** What you have to do **
Transcribe all of the material exactly. Any picture in it should be left out.

+ + + +

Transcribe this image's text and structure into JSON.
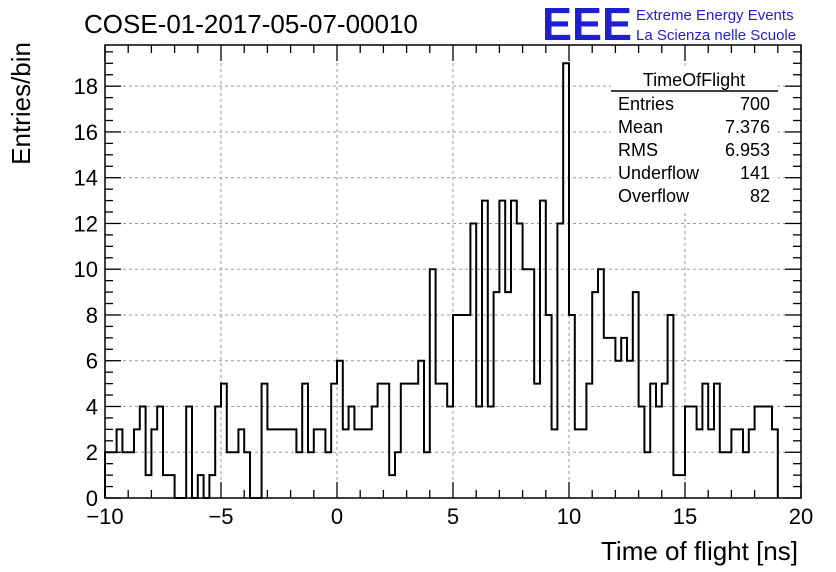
{
  "header": {
    "run_title": "COSE-01-2017-05-07-00010",
    "logo_mark": "EEE",
    "logo_line1": "Extreme Energy Events",
    "logo_line2": "La Scienza nelle Scuole"
  },
  "colors": {
    "logo": "#1f1fd0",
    "line": "#000000",
    "grid": "#9a9a9a",
    "background": "#ffffff"
  },
  "stats": {
    "title": "TimeOfFlight",
    "rows": [
      {
        "label": "Entries",
        "value": "700"
      },
      {
        "label": "Mean",
        "value": "7.376"
      },
      {
        "label": "RMS",
        "value": "6.953"
      },
      {
        "label": "Underflow",
        "value": "141"
      },
      {
        "label": "Overflow",
        "value": "82"
      }
    ]
  },
  "chart_data": {
    "type": "histogram",
    "title": "COSE-01-2017-05-07-00010",
    "xlabel": "Time of flight [ns]",
    "ylabel": "Entries/bin",
    "xlim": [
      -10,
      20
    ],
    "ylim": [
      0,
      19.8
    ],
    "grid": true,
    "bin_width": 0.25,
    "x_start": -10,
    "xticks": [
      -10,
      -5,
      0,
      5,
      10,
      15,
      20
    ],
    "xtick_labels": [
      "−10",
      "−5",
      "0",
      "5",
      "10",
      "15",
      "20"
    ],
    "yticks": [
      0,
      2,
      4,
      6,
      8,
      10,
      12,
      14,
      16,
      18
    ],
    "ytick_labels": [
      "0",
      "2",
      "4",
      "6",
      "8",
      "10",
      "12",
      "14",
      "16",
      "18"
    ],
    "values": [
      2,
      2,
      3,
      2,
      2,
      3,
      4,
      1,
      3,
      4,
      1,
      1,
      0,
      0,
      4,
      0,
      1,
      0,
      1,
      4,
      5,
      2,
      2,
      3,
      2,
      0,
      0,
      5,
      3,
      3,
      3,
      3,
      3,
      2,
      5,
      2,
      3,
      3,
      2,
      5,
      6,
      3,
      4,
      3,
      3,
      3,
      4,
      5,
      5,
      1,
      2,
      5,
      5,
      5,
      6,
      2,
      10,
      5,
      5,
      4,
      8,
      8,
      8,
      12,
      4,
      13,
      4,
      9,
      13,
      9,
      13,
      12,
      10,
      10,
      5,
      13,
      8,
      3,
      12,
      19,
      8,
      3,
      3,
      5,
      9,
      10,
      7,
      7,
      6,
      7,
      6,
      9,
      4,
      2,
      5,
      4,
      5,
      8,
      1,
      1,
      4,
      4,
      3,
      5,
      3,
      5,
      2,
      2,
      3,
      3,
      2,
      3,
      4,
      4,
      4,
      3
    ],
    "stats_box": {
      "title": "TimeOfFlight",
      "entries": 700,
      "mean": 7.376,
      "rms": 6.953,
      "underflow": 141,
      "overflow": 82
    }
  }
}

+ + + +

** Correct answer **
Transcribe this image's text and structure into JSON.
{
  "header": {
    "run_title": "COSE-01-2017-05-07-00010",
    "logo_mark": "EEE",
    "logo_line1": "Extreme Energy Events",
    "logo_line2": "La Scienza nelle Scuole"
  },
  "colors": {
    "logo": "#1f1fd0",
    "line": "#000000",
    "grid": "#9a9a9a",
    "background": "#ffffff"
  },
  "stats": {
    "title": "TimeOfFlight",
    "rows": [
      {
        "label": "Entries",
        "value": "700"
      },
      {
        "label": "Mean",
        "value": "7.376"
      },
      {
        "label": "RMS",
        "value": "6.953"
      },
      {
        "label": "Underflow",
        "value": "141"
      },
      {
        "label": "Overflow",
        "value": "82"
      }
    ]
  },
  "chart_data": {
    "type": "histogram",
    "title": "COSE-01-2017-05-07-00010",
    "xlabel": "Time of flight [ns]",
    "ylabel": "Entries/bin",
    "xlim": [
      -10,
      20
    ],
    "ylim": [
      0,
      19.8
    ],
    "grid": true,
    "bin_width": 0.25,
    "x_start": -10,
    "xticks": [
      -10,
      -5,
      0,
      5,
      10,
      15,
      20
    ],
    "xtick_labels": [
      "−10",
      "−5",
      "0",
      "5",
      "10",
      "15",
      "20"
    ],
    "yticks": [
      0,
      2,
      4,
      6,
      8,
      10,
      12,
      14,
      16,
      18
    ],
    "ytick_labels": [
      "0",
      "2",
      "4",
      "6",
      "8",
      "10",
      "12",
      "14",
      "16",
      "18"
    ],
    "values": [
      2,
      2,
      3,
      2,
      2,
      3,
      4,
      1,
      3,
      4,
      1,
      1,
      0,
      0,
      4,
      0,
      1,
      0,
      1,
      4,
      5,
      2,
      2,
      3,
      2,
      0,
      0,
      5,
      3,
      3,
      3,
      3,
      3,
      2,
      5,
      2,
      3,
      3,
      2,
      5,
      6,
      3,
      4,
      3,
      3,
      3,
      4,
      5,
      5,
      1,
      2,
      5,
      5,
      5,
      6,
      2,
      10,
      5,
      5,
      4,
      8,
      8,
      8,
      12,
      4,
      13,
      4,
      9,
      13,
      9,
      13,
      12,
      10,
      10,
      5,
      13,
      8,
      3,
      12,
      19,
      8,
      3,
      3,
      5,
      9,
      10,
      7,
      7,
      6,
      7,
      6,
      9,
      4,
      2,
      5,
      4,
      5,
      8,
      1,
      1,
      4,
      4,
      3,
      5,
      3,
      5,
      2,
      2,
      3,
      3,
      2,
      3,
      4,
      4,
      4,
      3
    ],
    "stats_box": {
      "title": "TimeOfFlight",
      "entries": 700,
      "mean": 7.376,
      "rms": 6.953,
      "underflow": 141,
      "overflow": 82
    }
  }
}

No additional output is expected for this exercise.